● **SOURCE TEXT**

- The Washington Times - Sunday, March 8, 2009

CRESAPTOWN, Md. (AP)

Fourteen-year-old Sylvia Carder, on a tour recently of the Center for Career and Technical Education, is starting to narrow her career choices.

“Culinary arts, cosmetology or welding,” Sylvia said during an open house at the center with her mother. And those are just a few of her options.

In Allegany County, students who don’t want to follow a college prep curriculum can pursue 17 other possibilities, including graphic communications and computer information technology.

The 35-year-old Career Center is not your father’s vo-tech program.

“It’s very different than when I was in school,” said Sylvia’s mother, Sarah, of Cumberland, who graduated from high school almost 20 years ago and recalled that “the kids who did badly went to vo-tech. But now it’s great. It’s hands-on. It’s really getting her ready for going into a career.”

School officials conduct the annual open house, in part, to clear up misconceptions.

“Somebody told me that you get a half degree if you come here,” said Paul Fritz, a senior enrolled in the Career Center’s law enforcement program. “That’s just not the case.” He’s also taking advanced placement literature and anatomy; he plans to go to Frostburg State University after graduation.

Career Center students often apply to two- and four-year colleges, said Jenean Fazenbaker, guidance counselor. She’s sent some 30 applications this year.

Allegany County students have three options to earn a diploma: a traditional college prep completer, an advanced-tech completer or a career and technology completer. Students can choose more than one, Ms. Fazenbaker said. Often, students gain confidence after spending time in a skill area and add college prep courses to their schedules.

● **GIVEN ENTRIES**
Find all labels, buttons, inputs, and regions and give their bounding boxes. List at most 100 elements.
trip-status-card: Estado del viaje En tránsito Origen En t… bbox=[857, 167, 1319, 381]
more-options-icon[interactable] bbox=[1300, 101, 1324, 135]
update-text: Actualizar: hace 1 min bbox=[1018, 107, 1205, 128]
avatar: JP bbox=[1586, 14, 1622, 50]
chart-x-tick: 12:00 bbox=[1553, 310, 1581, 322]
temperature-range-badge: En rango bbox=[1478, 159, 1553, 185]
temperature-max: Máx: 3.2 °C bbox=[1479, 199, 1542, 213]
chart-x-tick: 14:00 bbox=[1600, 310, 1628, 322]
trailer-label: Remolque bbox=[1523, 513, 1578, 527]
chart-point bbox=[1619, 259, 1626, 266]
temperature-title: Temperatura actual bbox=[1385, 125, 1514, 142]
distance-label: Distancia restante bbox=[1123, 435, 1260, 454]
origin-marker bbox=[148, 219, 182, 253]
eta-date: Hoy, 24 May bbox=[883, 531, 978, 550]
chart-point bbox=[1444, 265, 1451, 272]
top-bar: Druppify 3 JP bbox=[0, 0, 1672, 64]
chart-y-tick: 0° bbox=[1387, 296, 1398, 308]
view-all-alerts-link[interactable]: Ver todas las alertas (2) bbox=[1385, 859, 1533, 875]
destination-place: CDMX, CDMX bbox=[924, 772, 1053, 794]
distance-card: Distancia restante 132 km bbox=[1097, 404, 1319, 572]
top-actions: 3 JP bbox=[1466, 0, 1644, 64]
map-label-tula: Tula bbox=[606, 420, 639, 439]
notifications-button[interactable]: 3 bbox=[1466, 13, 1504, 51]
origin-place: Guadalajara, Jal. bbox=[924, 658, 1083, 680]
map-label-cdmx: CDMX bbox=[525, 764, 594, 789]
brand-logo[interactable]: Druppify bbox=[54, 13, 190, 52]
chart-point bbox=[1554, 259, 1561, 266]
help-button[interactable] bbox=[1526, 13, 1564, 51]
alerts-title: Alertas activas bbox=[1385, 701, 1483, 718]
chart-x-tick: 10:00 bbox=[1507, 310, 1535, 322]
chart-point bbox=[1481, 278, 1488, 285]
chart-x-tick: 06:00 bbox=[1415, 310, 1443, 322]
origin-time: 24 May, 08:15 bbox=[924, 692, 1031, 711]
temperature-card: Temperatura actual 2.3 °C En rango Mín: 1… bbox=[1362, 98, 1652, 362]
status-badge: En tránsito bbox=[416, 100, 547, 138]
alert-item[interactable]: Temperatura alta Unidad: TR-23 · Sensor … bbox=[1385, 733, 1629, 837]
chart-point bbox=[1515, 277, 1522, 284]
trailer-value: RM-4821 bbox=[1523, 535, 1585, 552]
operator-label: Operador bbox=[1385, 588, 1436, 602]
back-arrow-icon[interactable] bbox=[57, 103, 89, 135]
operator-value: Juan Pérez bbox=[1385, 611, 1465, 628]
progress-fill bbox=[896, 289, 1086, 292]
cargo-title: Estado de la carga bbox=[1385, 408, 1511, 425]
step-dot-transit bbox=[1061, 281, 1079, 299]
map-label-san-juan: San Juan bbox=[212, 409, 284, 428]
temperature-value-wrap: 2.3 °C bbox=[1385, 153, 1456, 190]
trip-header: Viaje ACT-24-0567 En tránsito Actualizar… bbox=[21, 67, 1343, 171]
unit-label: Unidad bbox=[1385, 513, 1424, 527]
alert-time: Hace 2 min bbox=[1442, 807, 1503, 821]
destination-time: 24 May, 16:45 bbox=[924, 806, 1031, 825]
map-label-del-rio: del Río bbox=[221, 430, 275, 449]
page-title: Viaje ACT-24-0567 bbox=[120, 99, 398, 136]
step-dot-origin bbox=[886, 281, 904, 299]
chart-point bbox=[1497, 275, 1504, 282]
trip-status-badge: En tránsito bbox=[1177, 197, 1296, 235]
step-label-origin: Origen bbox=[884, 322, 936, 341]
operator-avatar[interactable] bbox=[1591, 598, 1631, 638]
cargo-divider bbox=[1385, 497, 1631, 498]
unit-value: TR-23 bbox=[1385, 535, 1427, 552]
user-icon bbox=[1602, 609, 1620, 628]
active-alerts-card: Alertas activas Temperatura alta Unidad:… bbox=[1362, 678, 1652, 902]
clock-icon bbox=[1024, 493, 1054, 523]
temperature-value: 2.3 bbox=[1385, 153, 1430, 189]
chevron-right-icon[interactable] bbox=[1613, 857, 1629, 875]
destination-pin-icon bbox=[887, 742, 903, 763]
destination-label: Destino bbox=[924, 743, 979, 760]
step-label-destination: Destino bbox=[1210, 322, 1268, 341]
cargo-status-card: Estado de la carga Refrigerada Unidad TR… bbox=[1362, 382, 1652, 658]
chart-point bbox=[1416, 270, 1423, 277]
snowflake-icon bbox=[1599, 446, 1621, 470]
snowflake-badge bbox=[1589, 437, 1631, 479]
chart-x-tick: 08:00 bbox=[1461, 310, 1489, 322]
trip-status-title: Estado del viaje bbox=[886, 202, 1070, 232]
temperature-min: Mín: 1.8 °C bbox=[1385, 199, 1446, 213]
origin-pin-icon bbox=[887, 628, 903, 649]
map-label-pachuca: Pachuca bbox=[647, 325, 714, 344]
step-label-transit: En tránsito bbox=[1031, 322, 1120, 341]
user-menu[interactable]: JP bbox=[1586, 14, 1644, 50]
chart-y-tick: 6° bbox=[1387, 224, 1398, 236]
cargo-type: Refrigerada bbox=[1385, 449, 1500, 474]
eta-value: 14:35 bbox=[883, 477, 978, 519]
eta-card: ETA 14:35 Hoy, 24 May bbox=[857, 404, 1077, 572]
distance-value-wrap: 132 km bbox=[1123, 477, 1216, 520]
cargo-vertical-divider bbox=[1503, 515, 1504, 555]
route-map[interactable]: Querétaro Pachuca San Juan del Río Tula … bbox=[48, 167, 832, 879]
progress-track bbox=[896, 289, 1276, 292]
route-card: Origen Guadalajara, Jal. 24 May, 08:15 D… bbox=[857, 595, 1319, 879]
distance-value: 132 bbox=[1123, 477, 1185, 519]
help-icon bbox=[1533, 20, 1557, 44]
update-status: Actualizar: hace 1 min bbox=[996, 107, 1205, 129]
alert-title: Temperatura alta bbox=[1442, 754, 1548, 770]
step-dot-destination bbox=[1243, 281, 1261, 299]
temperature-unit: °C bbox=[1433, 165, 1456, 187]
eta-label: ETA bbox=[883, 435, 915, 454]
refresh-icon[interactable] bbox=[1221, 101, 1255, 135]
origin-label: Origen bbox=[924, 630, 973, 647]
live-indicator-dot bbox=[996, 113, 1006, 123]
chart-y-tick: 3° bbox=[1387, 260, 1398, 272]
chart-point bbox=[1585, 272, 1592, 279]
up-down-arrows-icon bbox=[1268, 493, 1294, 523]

● **GOAL**
Write the next few paragraphs of the news story about the Allegany County Career Center, picking up right after its last sentence.

● **EXERCISE RESULT**
“They get here and they really find success in their skill area,” she said. “They are finding a passion.”

About 20 percent of Allegany County students attend the Career Center. This year, enrollment is 351.

Ed Taylor’s electrical construction and maintenance class is usually full. The first sentence in the Career Center’s course catalog description says: “Highly skilled electricians are never without a job.”

“We look through books at diagrams of houses people have built,” said Josh Shuck, a senior who plans to join a union after graduation. Students study theory, then apply their skills at individual work stations.

“We have to figure out the loads and all that stuff,” said Mr. Shuck, who entered the Career Center because his older brother attended the HVAC program. Justin Shuck recently received an associate’s degree and is in the job market, Mr. Taylor said.

About 150 students and parents attended a recent open house.

“A majority have two or three choices,” said Darlene Bacon, tech prep coordinator, who recruits sophomores throughout the school year. Only juniors and seniors can take part in the Career Center.

“I think parents are seeing that besides the academics, students need some kind of technical skill for employment,” Ms. Bacon said. “And the Career Center offers both.”

Paul, the senior enrolled in the law enforcement program, hopes to become a state trooper, then an FBI agent after getting a college degree. He carries a fake pistol and a real set of handcuffs, as do all the law enforcement students.

Kaitlyn Growden signed up for the program because she wants to join the Army.

“They suggested I try this,” said Kaitlyn, 16, who moved to Cresaptown from Florida a few months ago and is happy with the Career Center. “You get to learn a lot of stuff like fingerprinting, handcuffing. We do PT every morning - a mile-and-a-half run, push-ups, pull-ups, sit-ups.”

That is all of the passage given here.